EXERCISE OBJECTIVE
Could you output each line of the data that follows exactly?

DATA FOR THE TASK
»»

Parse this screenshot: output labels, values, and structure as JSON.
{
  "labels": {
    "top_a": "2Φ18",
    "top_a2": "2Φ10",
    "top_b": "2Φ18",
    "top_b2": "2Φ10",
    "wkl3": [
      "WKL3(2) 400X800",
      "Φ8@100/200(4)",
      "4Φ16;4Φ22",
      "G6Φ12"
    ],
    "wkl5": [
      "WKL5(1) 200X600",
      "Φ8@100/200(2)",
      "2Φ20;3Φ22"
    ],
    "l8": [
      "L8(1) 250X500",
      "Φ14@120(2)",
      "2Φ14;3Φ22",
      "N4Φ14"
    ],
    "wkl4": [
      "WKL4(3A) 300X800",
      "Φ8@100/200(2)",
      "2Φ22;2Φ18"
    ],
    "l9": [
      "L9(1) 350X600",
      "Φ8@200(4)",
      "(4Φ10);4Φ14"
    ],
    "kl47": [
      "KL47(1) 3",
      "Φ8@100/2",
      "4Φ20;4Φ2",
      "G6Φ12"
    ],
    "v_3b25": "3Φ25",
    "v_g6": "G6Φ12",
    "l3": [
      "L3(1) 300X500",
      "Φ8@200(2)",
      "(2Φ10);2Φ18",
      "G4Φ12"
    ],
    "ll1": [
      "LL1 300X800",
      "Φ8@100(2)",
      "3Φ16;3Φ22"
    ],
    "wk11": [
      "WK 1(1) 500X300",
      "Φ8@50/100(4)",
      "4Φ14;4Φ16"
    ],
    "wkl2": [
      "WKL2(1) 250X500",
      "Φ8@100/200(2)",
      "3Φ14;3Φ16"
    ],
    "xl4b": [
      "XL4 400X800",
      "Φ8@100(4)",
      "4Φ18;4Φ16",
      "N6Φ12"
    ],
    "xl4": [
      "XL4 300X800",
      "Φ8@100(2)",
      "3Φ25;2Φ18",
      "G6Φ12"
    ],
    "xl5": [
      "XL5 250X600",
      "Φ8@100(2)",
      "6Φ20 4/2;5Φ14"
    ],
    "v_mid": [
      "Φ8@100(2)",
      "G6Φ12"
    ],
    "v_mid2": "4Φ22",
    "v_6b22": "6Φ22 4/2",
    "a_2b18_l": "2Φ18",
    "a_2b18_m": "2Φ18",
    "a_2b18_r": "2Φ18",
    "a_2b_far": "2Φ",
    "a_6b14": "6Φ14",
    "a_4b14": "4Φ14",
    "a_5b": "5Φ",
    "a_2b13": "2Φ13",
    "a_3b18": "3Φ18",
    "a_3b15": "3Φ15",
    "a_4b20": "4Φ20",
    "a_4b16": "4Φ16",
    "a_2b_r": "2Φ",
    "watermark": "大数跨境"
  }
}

««

WRITTEN SOLUTION
Parse this screenshot: output labels, values, and structure as JSON.
{
  "labels": {
    "top_a": "2Φ18",
    "top_a2": "2Φ10",
    "top_b": "2Φ18",
    "top_b2": "2Φ10",
    "wkl3": [
      "WKL3(2) 400X800",
      "Φ8@100/200(4)",
      "4Φ16;4Φ22",
      "G6Φ12"
    ],
    "wkl5": [
      "WKL5(1) 200X600",
      "Φ8@100/200(2)",
      "2Φ20;3Φ22"
    ],
    "l8": [
      "L8(1) 250X500",
      "Φ14@120(2)",
      "2Φ14;3Φ22",
      "N4Φ14"
    ],
    "wkl4": [
      "WKL4(3A) 300X800",
      "Φ8@100/200(2)",
      "2Φ22;2Φ18"
    ],
    "l9": [
      "L9(1) 350X600",
      "Φ8@200(4)",
      "(4Φ10);4Φ14"
    ],
    "kl47": [
      "KL47(1) 3",
      "Φ8@100/2",
      "4Φ20;4Φ2",
      "G6Φ12"
    ],
    "v_3b25": "3Φ25",
    "v_g6": "G6Φ12",
    "l3": [
      "L3(1) 300X500",
      "Φ8@200(2)",
      "(2Φ10);2Φ18",
      "G4Φ12"
    ],
    "ll1": [
      "LL1 300X800",
      "Φ8@100(2)",
      "3Φ16;3Φ22"
    ],
    "wk11": [
      "WK 1(1) 500X300",
      "Φ8@50/100(4)",
      "4Φ14;4Φ16"
    ],
    "wkl2": [
      "WKL2(1) 250X500",
      "Φ8@100/200(2)",
      "3Φ14;3Φ16"
    ],
    "xl4b": [
      "XL4 400X800",
      "Φ8@100(4)",
      "4Φ18;4Φ16",
      "N6Φ12"
    ],
    "xl4": [
      "XL4 300X800",
      "Φ8@100(2)",
      "3Φ25;2Φ18",
      "G6Φ12"
    ],
    "xl5": [
      "XL5 250X600",
      "Φ8@100(2)",
      "6Φ20 4/2;5Φ14"
    ],
    "v_mid": [
      "Φ8@100(2)",
      "G6Φ12"
    ],
    "v_mid2": "4Φ22",
    "v_6b22": "6Φ22 4/2",
    "a_2b18_l": "2Φ18",
    "a_2b18_m": "2Φ18",
    "a_2b18_r": "2Φ18",
    "a_2b_far": "2Φ",
    "a_6b14": "6Φ14",
    "a_4b14": "4Φ14",
    "a_5b": "5Φ",
    "a_2b13": "2Φ13",
    "a_3b18": "3Φ18",
    "a_3b15": "3Φ15",
    "a_4b20": "4Φ20",
    "a_4b16": "4Φ16",
    "a_2b_r": "2Φ",
    "watermark": "大数跨境"
  }
}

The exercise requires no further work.